* start STORED DATA *

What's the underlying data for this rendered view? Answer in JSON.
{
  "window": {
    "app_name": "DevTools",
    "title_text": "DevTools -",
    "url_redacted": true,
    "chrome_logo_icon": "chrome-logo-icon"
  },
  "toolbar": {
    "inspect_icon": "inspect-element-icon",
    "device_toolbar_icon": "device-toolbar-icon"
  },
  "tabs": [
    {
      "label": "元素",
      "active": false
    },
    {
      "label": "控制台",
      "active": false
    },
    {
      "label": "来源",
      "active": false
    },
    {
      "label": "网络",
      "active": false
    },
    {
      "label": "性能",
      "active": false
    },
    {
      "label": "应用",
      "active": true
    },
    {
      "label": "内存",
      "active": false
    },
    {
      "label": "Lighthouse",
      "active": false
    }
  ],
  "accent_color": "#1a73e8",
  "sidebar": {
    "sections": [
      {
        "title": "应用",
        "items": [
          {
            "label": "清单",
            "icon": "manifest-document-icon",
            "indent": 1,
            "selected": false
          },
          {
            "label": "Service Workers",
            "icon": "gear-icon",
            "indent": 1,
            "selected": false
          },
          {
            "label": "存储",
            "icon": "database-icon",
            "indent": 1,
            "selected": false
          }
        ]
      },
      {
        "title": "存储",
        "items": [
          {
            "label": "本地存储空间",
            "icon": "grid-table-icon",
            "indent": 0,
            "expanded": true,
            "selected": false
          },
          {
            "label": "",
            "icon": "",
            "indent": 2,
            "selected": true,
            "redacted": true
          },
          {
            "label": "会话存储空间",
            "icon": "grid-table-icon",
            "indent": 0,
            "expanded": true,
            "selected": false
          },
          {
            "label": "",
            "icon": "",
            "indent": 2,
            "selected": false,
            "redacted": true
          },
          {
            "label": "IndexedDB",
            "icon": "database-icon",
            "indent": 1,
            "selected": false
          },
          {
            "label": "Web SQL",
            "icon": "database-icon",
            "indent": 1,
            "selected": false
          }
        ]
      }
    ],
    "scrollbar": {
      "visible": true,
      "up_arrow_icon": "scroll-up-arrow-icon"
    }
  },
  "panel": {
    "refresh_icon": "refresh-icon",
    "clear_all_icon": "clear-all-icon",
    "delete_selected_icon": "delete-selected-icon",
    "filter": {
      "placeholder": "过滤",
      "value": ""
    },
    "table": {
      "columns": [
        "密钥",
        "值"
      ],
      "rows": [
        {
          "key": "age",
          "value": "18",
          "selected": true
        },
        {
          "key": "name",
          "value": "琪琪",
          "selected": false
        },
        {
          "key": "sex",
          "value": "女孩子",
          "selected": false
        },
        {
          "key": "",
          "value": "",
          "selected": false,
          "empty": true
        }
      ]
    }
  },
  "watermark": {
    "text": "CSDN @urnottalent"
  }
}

* end STORED DATA *

■ **GIVEN REQUEST**:
Copy out the whole listing exactly as written.

■ **FINAL ANSWER**:
What's the underlying data for this rendered view? Answer in JSON.
{
  "window": {
    "app_name": "DevTools",
    "title_text": "DevTools -",
    "url_redacted": true,
    "chrome_logo_icon": "chrome-logo-icon"
  },
  "toolbar": {
    "inspect_icon": "inspect-element-icon",
    "device_toolbar_icon": "device-toolbar-icon"
  },
  "tabs": [
    {
      "label": "元素",
      "active": false
    },
    {
      "label": "控制台",
      "active": false
    },
    {
      "label": "来源",
      "active": false
    },
    {
      "label": "网络",
      "active": false
    },
    {
      "label": "性能",
      "active": false
    },
    {
      "label": "应用",
      "active": true
    },
    {
      "label": "内存",
      "active": false
    },
    {
      "label": "Lighthouse",
      "active": false
    }
  ],
  "accent_color": "#1a73e8",
  "sidebar": {
    "sections": [
      {
        "title": "应用",
        "items": [
          {
            "label": "清单",
            "icon": "manifest-document-icon",
            "indent": 1,
            "selected": false
          },
          {
            "label": "Service Workers",
            "icon": "gear-icon",
            "indent": 1,
            "selected": false
          },
          {
            "label": "存储",
            "icon": "database-icon",
            "indent": 1,
            "selected": false
          }
        ]
      },
      {
        "title": "存储",
        "items": [
          {
            "label": "本地存储空间",
            "icon": "grid-table-icon",
            "indent": 0,
            "expanded": true,
            "selected": false
          },
          {
            "label": "",
            "icon": "",
            "indent": 2,
            "selected": true,
            "redacted": true
          },
          {
            "label": "会话存储空间",
            "icon": "grid-table-icon",
            "indent": 0,
            "expanded": true,
            "selected": false
          },
          {
            "label": "",
            "icon": "",
            "indent": 2,
            "selected": false,
            "redacted": true
          },
          {
            "label": "IndexedDB",
            "icon": "database-icon",
            "indent": 1,
            "selected": false
          },
          {
            "label": "Web SQL",
            "icon": "database-icon",
            "indent": 1,
            "selected": false
          }
        ]
      }
    ],
    "scrollbar": {
      "visible": true,
      "up_arrow_icon": "scroll-up-arrow-icon"
    }
  },
  "panel": {
    "refresh_icon": "refresh-icon",
    "clear_all_icon": "clear-all-icon",
    "delete_selected_icon": "delete-selected-icon",
    "filter": {
      "placeholder": "过滤",
      "value": ""
    },
    "table": {
      "columns": [
        "密钥",
        "值"
      ],
      "rows": [
        {
          "key": "age",
          "value": "18",
          "selected": true
        },
        {
          "key": "name",
          "value": "琪琪",
          "selected": false
        },
        {
          "key": "sex",
          "value": "女孩子",
          "selected": false
        },
        {
          "key": "",
          "value": "",
          "selected": false,
          "empty": true
        }
      ]
    }
  },
  "watermark": {
    "text": "CSDN @urnottalent"
  }
}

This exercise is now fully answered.